The listing below should be printed exactly, every line of it. Skip the pictures.
--- RECORDS ---
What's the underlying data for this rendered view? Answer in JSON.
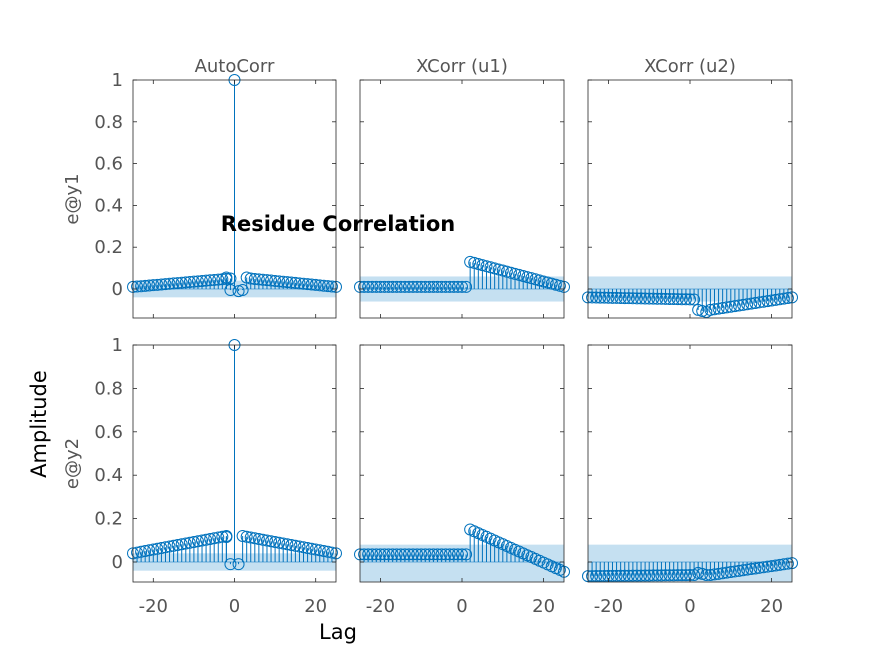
{
  "colors": {
    "stem": "#0072BD",
    "confidence": "#C5E0F1",
    "axis": "#262626"
  },
  "figure": {
    "title": "Residue Correlation",
    "xlabel": "Lag",
    "ylabel": "Amplitude"
  },
  "chart_data": {
    "type": "stem",
    "title": "Residue Correlation",
    "xlabel": "Lag",
    "ylabel": "Amplitude",
    "columns": [
      "AutoCorr",
      "XCorr (u1)",
      "XCorr (u2)"
    ],
    "rows": [
      "e@y1",
      "e@y2"
    ],
    "xlim": [
      -25,
      25
    ],
    "xticks": [
      -20,
      0,
      20
    ],
    "ylim": [
      -0.15,
      1
    ],
    "yticks": [
      0,
      0.2,
      0.4,
      0.6,
      0.8,
      1
    ],
    "panels": [
      {
        "row": 0,
        "col": 0,
        "confidence": [
          -0.04,
          0.04
        ],
        "segments": [
          {
            "from": -25,
            "to": -1,
            "start": 0.01,
            "end": 0.05
          }
        ],
        "points": [
          {
            "x": -2,
            "y": 0.055
          },
          {
            "x": -1,
            "y": -0.005
          },
          {
            "x": 0,
            "y": 1
          },
          {
            "x": 1,
            "y": -0.01
          },
          {
            "x": 2,
            "y": -0.005
          },
          {
            "x": 3,
            "y": 0.055
          }
        ],
        "segments2": [
          {
            "from": 4,
            "to": 25,
            "start": 0.05,
            "end": 0.01
          }
        ]
      },
      {
        "row": 0,
        "col": 1,
        "confidence": [
          -0.06,
          0.06
        ],
        "segments": [
          {
            "from": -25,
            "to": 1,
            "start": 0.01,
            "end": 0.01
          },
          {
            "from": 2,
            "to": 25,
            "start": 0.13,
            "end": 0.01
          }
        ]
      },
      {
        "row": 0,
        "col": 2,
        "confidence": [
          -0.06,
          0.06
        ],
        "segments": [
          {
            "from": -25,
            "to": 1,
            "start": -0.04,
            "end": -0.05
          },
          {
            "from": 2,
            "to": 4,
            "start": -0.1,
            "end": -0.11
          },
          {
            "from": 5,
            "to": 25,
            "start": -0.1,
            "end": -0.04
          }
        ]
      },
      {
        "row": 1,
        "col": 0,
        "confidence": [
          -0.04,
          0.04
        ],
        "segments": [
          {
            "from": -25,
            "to": -2,
            "start": 0.04,
            "end": 0.12
          },
          {
            "from": 2,
            "to": 25,
            "start": 0.12,
            "end": 0.04
          }
        ],
        "points": [
          {
            "x": -1,
            "y": -0.01
          },
          {
            "x": 0,
            "y": 1
          },
          {
            "x": 1,
            "y": -0.01
          },
          {
            "x": -2,
            "y": 0.115
          }
        ]
      },
      {
        "row": 1,
        "col": 1,
        "confidence": [
          -0.09,
          0.08
        ],
        "segments": [
          {
            "from": -25,
            "to": 1,
            "start": 0.035,
            "end": 0.035
          },
          {
            "from": 2,
            "to": 25,
            "start": 0.15,
            "end": -0.045
          }
        ]
      },
      {
        "row": 1,
        "col": 2,
        "confidence": [
          -0.09,
          0.08
        ],
        "segments": [
          {
            "from": -25,
            "to": 1,
            "start": -0.065,
            "end": -0.06
          },
          {
            "from": 2,
            "to": 4,
            "start": -0.05,
            "end": -0.06
          },
          {
            "from": 5,
            "to": 25,
            "start": -0.06,
            "end": -0.005
          }
        ]
      }
    ]
  }
}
---
**SOLUTION FOR THIS TASK:**
What's the underlying data for this rendered view? Answer in JSON.
{
  "colors": {
    "stem": "#0072BD",
    "confidence": "#C5E0F1",
    "axis": "#262626"
  },
  "figure": {
    "title": "Residue Correlation",
    "xlabel": "Lag",
    "ylabel": "Amplitude"
  },
  "chart_data": {
    "type": "stem",
    "title": "Residue Correlation",
    "xlabel": "Lag",
    "ylabel": "Amplitude",
    "columns": [
      "AutoCorr",
      "XCorr (u1)",
      "XCorr (u2)"
    ],
    "rows": [
      "e@y1",
      "e@y2"
    ],
    "xlim": [
      -25,
      25
    ],
    "xticks": [
      -20,
      0,
      20
    ],
    "ylim": [
      -0.15,
      1
    ],
    "yticks": [
      0,
      0.2,
      0.4,
      0.6,
      0.8,
      1
    ],
    "panels": [
      {
        "row": 0,
        "col": 0,
        "confidence": [
          -0.04,
          0.04
        ],
        "segments": [
          {
            "from": -25,
            "to": -1,
            "start": 0.01,
            "end": 0.05
          }
        ],
        "points": [
          {
            "x": -2,
            "y": 0.055
          },
          {
            "x": -1,
            "y": -0.005
          },
          {
            "x": 0,
            "y": 1
          },
          {
            "x": 1,
            "y": -0.01
          },
          {
            "x": 2,
            "y": -0.005
          },
          {
            "x": 3,
            "y": 0.055
          }
        ],
        "segments2": [
          {
            "from": 4,
            "to": 25,
            "start": 0.05,
            "end": 0.01
          }
        ]
      },
      {
        "row": 0,
        "col": 1,
        "confidence": [
          -0.06,
          0.06
        ],
        "segments": [
          {
            "from": -25,
            "to": 1,
            "start": 0.01,
            "end": 0.01
          },
          {
            "from": 2,
            "to": 25,
            "start": 0.13,
            "end": 0.01
          }
        ]
      },
      {
        "row": 0,
        "col": 2,
        "confidence": [
          -0.06,
          0.06
        ],
        "segments": [
          {
            "from": -25,
            "to": 1,
            "start": -0.04,
            "end": -0.05
          },
          {
            "from": 2,
            "to": 4,
            "start": -0.1,
            "end": -0.11
          },
          {
            "from": 5,
            "to": 25,
            "start": -0.1,
            "end": -0.04
          }
        ]
      },
      {
        "row": 1,
        "col": 0,
        "confidence": [
          -0.04,
          0.04
        ],
        "segments": [
          {
            "from": -25,
            "to": -2,
            "start": 0.04,
            "end": 0.12
          },
          {
            "from": 2,
            "to": 25,
            "start": 0.12,
            "end": 0.04
          }
        ],
        "points": [
          {
            "x": -1,
            "y": -0.01
          },
          {
            "x": 0,
            "y": 1
          },
          {
            "x": 1,
            "y": -0.01
          },
          {
            "x": -2,
            "y": 0.115
          }
        ]
      },
      {
        "row": 1,
        "col": 1,
        "confidence": [
          -0.09,
          0.08
        ],
        "segments": [
          {
            "from": -25,
            "to": 1,
            "start": 0.035,
            "end": 0.035
          },
          {
            "from": 2,
            "to": 25,
            "start": 0.15,
            "end": -0.045
          }
        ]
      },
      {
        "row": 1,
        "col": 2,
        "confidence": [
          -0.09,
          0.08
        ],
        "segments": [
          {
            "from": -25,
            "to": 1,
            "start": -0.065,
            "end": -0.06
          },
          {
            "from": 2,
            "to": 4,
            "start": -0.05,
            "end": -0.06
          },
          {
            "from": 5,
            "to": 25,
            "start": -0.06,
            "end": -0.005
          }
        ]
      }
    ]
  }
}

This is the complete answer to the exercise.